## The task
Copy all of the material exactly. Pictures are not to appear in the copy.

● ● ● ● ●

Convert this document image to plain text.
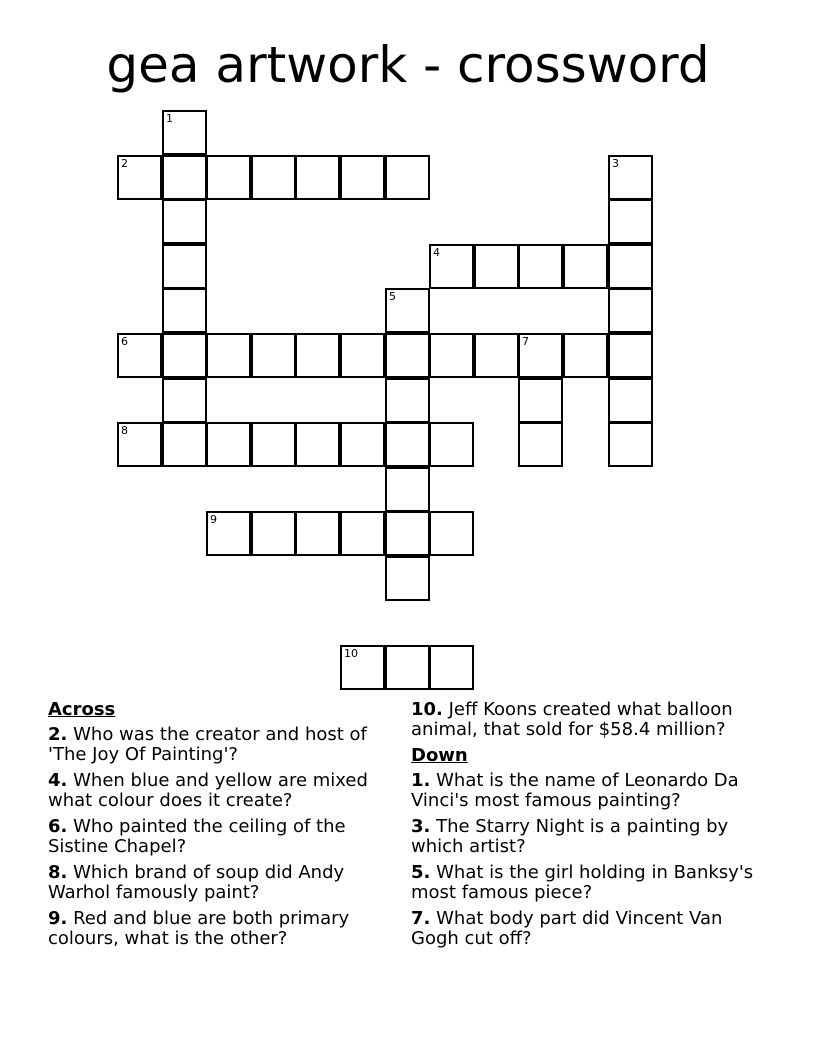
gea artwork - crossword
1
2	3
4
5
6	7
8
9
10
Across
2. Who was the creator and host of 'The Joy Of Painting'?
4. When blue and yellow are mixed what colour does it create?
6. Who painted the ceiling of the Sistine Chapel?
8. Which brand of soup did Andy Warhol famously paint?
9. Red and blue are both primary colours, what is the other?
10. Jeff Koons created what balloon animal, that sold for $58.4 million?
Down
1. What is the name of Leonardo Da Vinci's most famous painting?
3. The Starry Night is a painting by which artist?
5. What is the girl holding in Banksy's most famous piece?
7. What body part did Vincent Van Gogh cut off?
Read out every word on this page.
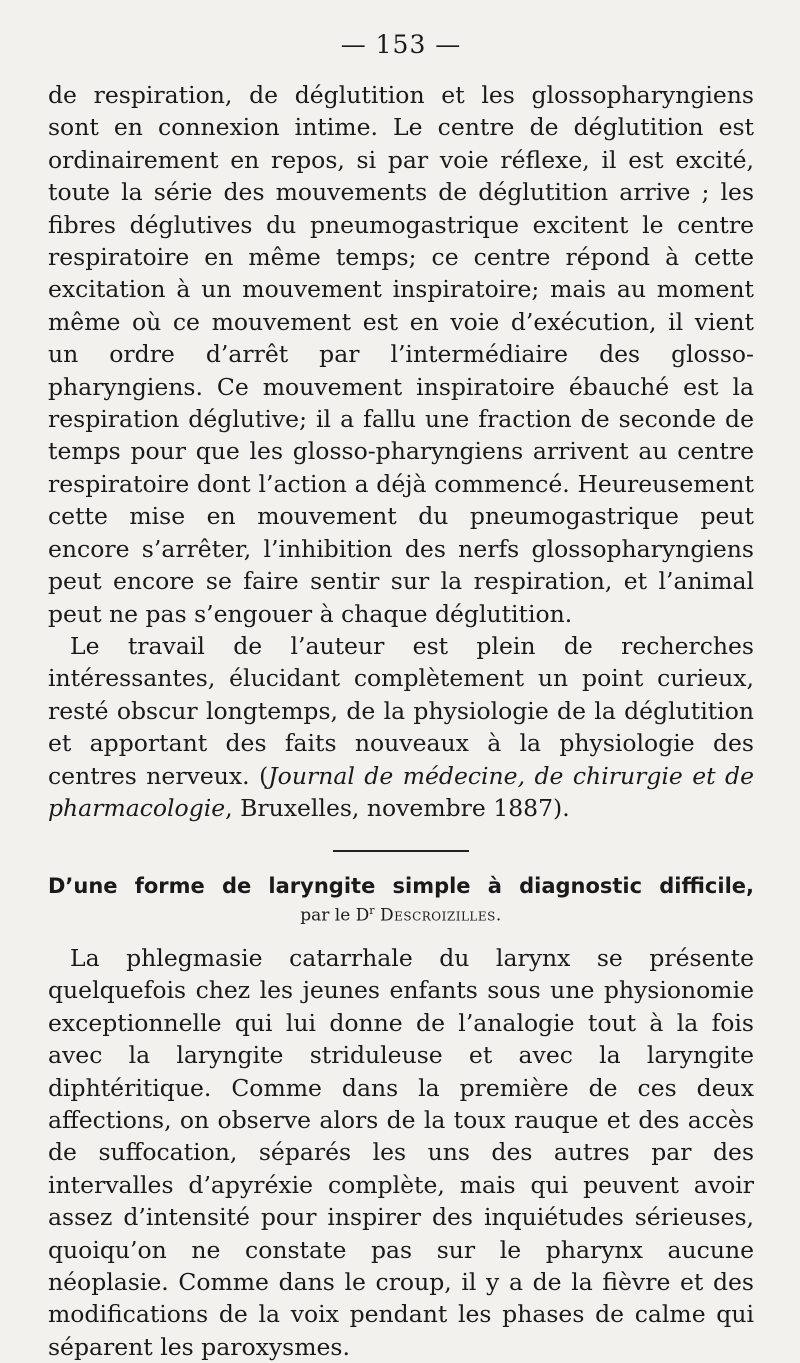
— 153 —

de respiration, de déglutition et les glossopharyngiens sont en connexion intime. Le centre de déglutition est ordinairement en repos, si par voie réflexe, il est excité, toute la série des mouvements de déglutition arrive ; les fibres déglutives du pneumogastrique excitent le centre respiratoire en même temps; ce centre répond à cette excitation à un mouvement inspiratoire; mais au moment même où ce mouvement est en voie d’exécution, il vient un ordre d’arrêt par l’intermédiaire des glosso-pharyngiens. Ce mouvement inspiratoire ébauché est la respiration déglutive; il a fallu une fraction de seconde de temps pour que les glosso-pharyngiens arrivent au centre respiratoire dont l’action a déjà commencé. Heureusement cette mise en mouvement du pneumogastrique peut encore s’arrêter, l’inhibition des nerfs glossopharyngiens peut encore se faire sentir sur la respiration, et l’animal peut ne pas s’engouer à chaque déglutition.

Le travail de l’auteur est plein de recherches intéressantes, élucidant complètement un point curieux, resté obscur longtemps, de la physiologie de la déglutition et apportant des faits nouveaux à la physiologie des centres nerveux. (Journal de médecine, de chirurgie et de pharmacologie, Bruxelles, novembre 1887).

D’une forme de laryngite simple à diagnostic difficile,
par le $D^r$ Descroizilles.

La phlegmasie catarrhale du larynx se présente quelquefois chez les jeunes enfants sous une physionomie exceptionnelle qui lui donne de l’analogie tout à la fois avec la laryngite striduleuse et avec la laryngite diphtéritique. Comme dans la première de ces deux affections, on observe alors de la toux rauque et des accès de suffocation, séparés les uns des autres par des intervalles d’apyréxie complète, mais qui peuvent avoir assez d’intensité pour inspirer des inquiétudes sérieuses, quoiqu’on ne constate pas sur le pharynx aucune néoplasie. Comme dans le croup, il y a de la fièvre et des modifications de la voix pendant les phases de calme qui séparent les paroxysmes.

● ● ● ● ●

## Task output
Convert this document image to plain text.
gea artwork - crossword
1
2	3
4
5
6	7
8
9
10
Across
2. Who was the creator and host of 'The Joy Of Painting'?
4. When blue and yellow are mixed what colour does it create?
6. Who painted the ceiling of the Sistine Chapel?
8. Which brand of soup did Andy Warhol famously paint?
9. Red and blue are both primary colours, what is the other?
10. Jeff Koons created what balloon animal, that sold for $58.4 million?
Down
1. What is the name of Leonardo Da Vinci's most famous painting?
3. The Starry Night is a painting by which artist?
5. What is the girl holding in Banksy's most famous piece?
7. What body part did Vincent Van Gogh cut off?
Read out every word on this page.
— 153 —

de respiration, de déglutition et les glossopharyngiens sont en connexion intime. Le centre de déglutition est ordinairement en repos, si par voie réflexe, il est excité, toute la série des mouvements de déglutition arrive ; les fibres déglutives du pneumogastrique excitent le centre respiratoire en même temps; ce centre répond à cette excitation à un mouvement inspiratoire; mais au moment même où ce mouvement est en voie d’exécution, il vient un ordre d’arrêt par l’intermédiaire des glosso-pharyngiens. Ce mouvement inspiratoire ébauché est la respiration déglutive; il a fallu une fraction de seconde de temps pour que les glosso-pharyngiens arrivent au centre respiratoire dont l’action a déjà commencé. Heureusement cette mise en mouvement du pneumogastrique peut encore s’arrêter, l’inhibition des nerfs glossopharyngiens peut encore se faire sentir sur la respiration, et l’animal peut ne pas s’engouer à chaque déglutition.

Le travail de l’auteur est plein de recherches intéressantes, élucidant complètement un point curieux, resté obscur longtemps, de la physiologie de la déglutition et apportant des faits nouveaux à la physiologie des centres nerveux. (Journal de médecine, de chirurgie et de pharmacologie, Bruxelles, novembre 1887).

D’une forme de laryngite simple à diagnostic difficile,
par le $D^r$ Descroizilles.

La phlegmasie catarrhale du larynx se présente quelquefois chez les jeunes enfants sous une physionomie exceptionnelle qui lui donne de l’analogie tout à la fois avec la laryngite striduleuse et avec la laryngite diphtéritique. Comme dans la première de ces deux affections, on observe alors de la toux rauque et des accès de suffocation, séparés les uns des autres par des intervalles d’apyréxie complète, mais qui peuvent avoir assez d’intensité pour inspirer des inquiétudes sérieuses, quoiqu’on ne constate pas sur le pharynx aucune néoplasie. Comme dans le croup, il y a de la fièvre et des modifications de la voix pendant les phases de calme qui séparent les paroxysmes.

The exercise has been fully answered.